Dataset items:

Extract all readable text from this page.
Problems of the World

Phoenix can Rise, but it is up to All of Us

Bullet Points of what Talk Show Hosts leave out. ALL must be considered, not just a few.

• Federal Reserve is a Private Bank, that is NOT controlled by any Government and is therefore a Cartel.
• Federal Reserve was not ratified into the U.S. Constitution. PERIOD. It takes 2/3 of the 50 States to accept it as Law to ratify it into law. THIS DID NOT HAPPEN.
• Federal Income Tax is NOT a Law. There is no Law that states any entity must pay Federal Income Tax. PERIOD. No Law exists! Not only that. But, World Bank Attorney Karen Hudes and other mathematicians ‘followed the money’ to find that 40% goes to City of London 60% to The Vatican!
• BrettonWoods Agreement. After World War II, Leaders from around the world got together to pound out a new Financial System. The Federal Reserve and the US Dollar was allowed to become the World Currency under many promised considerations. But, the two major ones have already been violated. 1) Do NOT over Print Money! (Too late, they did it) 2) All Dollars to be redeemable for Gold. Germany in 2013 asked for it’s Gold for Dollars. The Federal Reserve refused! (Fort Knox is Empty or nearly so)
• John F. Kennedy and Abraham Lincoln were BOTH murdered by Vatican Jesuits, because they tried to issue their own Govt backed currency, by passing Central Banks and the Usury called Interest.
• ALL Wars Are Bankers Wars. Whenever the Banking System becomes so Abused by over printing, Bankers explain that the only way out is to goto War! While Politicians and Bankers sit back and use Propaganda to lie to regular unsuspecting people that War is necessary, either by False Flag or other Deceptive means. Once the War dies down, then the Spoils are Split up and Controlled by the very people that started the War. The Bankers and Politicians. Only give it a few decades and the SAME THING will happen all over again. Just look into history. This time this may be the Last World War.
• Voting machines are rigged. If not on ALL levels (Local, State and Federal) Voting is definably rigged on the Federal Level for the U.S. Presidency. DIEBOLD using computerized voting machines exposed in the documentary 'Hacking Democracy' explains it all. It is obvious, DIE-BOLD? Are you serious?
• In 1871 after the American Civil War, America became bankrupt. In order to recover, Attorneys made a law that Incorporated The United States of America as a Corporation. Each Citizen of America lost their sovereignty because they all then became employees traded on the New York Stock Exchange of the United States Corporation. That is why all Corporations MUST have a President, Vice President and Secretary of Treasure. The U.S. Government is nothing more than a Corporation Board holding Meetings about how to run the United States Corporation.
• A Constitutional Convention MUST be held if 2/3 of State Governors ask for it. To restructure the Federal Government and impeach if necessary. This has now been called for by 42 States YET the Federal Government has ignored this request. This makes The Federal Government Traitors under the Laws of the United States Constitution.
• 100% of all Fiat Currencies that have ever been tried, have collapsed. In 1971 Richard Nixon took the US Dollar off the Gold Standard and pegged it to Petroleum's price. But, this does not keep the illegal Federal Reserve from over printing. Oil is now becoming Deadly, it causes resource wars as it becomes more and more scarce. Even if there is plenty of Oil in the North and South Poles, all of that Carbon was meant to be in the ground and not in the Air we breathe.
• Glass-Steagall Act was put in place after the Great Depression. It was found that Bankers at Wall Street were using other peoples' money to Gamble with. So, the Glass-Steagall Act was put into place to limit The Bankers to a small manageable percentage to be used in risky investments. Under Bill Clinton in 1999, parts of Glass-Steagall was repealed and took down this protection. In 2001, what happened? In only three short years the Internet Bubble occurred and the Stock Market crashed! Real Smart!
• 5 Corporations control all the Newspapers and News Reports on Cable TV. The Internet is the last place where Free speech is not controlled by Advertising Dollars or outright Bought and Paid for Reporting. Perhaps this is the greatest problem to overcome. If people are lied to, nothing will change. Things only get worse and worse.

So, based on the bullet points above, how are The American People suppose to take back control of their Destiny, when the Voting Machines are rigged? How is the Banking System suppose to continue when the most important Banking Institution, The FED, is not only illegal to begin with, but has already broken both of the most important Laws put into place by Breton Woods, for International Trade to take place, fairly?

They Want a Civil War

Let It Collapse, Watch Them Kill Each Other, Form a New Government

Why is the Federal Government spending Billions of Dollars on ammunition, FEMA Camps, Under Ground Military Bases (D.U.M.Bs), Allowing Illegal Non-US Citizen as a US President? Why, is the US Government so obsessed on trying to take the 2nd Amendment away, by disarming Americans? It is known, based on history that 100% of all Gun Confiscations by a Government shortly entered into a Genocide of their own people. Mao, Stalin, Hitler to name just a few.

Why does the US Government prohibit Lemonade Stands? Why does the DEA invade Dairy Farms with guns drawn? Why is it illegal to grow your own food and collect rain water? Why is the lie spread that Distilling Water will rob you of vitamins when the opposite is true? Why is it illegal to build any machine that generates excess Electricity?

◆ **Given instruction**: Provide the number of lines in these entries that hold the word "Dollars", without any accompanying text.

◆ **Exercise output**: 3